----- The data
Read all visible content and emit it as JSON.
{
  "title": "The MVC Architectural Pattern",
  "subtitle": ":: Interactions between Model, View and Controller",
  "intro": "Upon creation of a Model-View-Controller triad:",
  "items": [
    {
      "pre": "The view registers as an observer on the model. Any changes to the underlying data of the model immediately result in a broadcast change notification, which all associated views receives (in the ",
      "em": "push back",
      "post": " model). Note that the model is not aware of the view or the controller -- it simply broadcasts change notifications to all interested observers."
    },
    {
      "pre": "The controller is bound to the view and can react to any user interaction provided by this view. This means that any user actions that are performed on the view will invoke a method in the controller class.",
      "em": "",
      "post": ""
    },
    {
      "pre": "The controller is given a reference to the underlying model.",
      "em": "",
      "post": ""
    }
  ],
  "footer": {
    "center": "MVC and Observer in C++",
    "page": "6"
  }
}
----------
----- The data
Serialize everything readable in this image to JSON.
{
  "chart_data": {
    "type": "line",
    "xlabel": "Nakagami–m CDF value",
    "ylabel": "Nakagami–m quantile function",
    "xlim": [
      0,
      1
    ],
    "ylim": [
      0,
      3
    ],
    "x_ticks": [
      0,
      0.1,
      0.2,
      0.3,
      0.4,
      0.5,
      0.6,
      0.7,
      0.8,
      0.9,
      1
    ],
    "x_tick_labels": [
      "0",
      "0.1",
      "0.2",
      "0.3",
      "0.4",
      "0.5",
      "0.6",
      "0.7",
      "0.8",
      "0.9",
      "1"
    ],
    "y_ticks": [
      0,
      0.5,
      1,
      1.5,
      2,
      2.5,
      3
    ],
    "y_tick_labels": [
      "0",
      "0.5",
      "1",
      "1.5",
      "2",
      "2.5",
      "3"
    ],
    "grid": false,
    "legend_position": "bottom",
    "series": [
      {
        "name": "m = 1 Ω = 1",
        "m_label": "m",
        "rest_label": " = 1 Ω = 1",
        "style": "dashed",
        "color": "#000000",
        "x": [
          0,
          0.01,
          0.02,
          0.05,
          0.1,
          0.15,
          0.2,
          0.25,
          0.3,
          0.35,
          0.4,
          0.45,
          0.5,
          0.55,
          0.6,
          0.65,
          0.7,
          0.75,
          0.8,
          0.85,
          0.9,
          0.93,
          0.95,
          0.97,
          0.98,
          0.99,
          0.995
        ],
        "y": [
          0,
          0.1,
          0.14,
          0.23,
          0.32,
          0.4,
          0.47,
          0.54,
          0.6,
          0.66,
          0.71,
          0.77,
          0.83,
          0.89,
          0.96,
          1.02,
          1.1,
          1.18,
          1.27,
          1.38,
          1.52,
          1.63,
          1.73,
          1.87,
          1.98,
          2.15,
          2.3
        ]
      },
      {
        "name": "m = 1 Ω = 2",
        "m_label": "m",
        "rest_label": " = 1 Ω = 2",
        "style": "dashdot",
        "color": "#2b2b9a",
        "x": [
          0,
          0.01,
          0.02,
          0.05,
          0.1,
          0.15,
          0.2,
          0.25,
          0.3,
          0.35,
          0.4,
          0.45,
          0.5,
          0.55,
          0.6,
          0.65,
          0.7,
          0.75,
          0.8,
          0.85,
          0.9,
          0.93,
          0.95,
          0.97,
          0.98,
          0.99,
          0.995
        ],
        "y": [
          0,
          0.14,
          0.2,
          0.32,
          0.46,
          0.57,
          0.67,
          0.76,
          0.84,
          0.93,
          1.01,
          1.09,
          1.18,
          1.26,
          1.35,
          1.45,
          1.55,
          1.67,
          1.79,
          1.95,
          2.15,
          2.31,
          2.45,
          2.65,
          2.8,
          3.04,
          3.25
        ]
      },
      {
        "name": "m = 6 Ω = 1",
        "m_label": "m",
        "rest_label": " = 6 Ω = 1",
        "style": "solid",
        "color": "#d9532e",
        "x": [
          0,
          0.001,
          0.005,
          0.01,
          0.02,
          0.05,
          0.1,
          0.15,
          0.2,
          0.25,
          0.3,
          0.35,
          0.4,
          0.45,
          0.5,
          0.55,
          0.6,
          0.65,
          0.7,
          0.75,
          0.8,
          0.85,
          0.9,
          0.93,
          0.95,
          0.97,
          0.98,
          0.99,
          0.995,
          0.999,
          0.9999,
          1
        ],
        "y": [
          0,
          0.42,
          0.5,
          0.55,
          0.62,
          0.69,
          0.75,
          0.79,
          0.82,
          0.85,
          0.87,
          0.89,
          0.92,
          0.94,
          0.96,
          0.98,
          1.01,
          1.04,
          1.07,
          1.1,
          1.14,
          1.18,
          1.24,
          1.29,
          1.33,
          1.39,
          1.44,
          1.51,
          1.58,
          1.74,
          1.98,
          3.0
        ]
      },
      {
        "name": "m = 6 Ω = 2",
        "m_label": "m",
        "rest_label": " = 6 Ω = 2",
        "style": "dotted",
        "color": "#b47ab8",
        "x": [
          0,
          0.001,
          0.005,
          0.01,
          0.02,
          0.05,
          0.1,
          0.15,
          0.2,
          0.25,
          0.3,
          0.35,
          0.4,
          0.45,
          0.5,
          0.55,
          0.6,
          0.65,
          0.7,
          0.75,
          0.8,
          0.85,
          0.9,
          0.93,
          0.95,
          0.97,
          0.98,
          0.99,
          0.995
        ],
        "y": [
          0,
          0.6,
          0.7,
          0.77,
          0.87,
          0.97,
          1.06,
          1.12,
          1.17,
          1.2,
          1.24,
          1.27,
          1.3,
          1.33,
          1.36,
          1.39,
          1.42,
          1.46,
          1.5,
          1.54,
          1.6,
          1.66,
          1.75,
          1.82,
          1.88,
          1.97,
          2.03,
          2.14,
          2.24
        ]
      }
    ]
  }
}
----------
Pull out every line in the data above that has the word "color".

- _Answer to the task_:
        "color": "#000000",
        "color": "#2b2b9a",
        "color": "#d9532e",
        "color": "#b47ab8",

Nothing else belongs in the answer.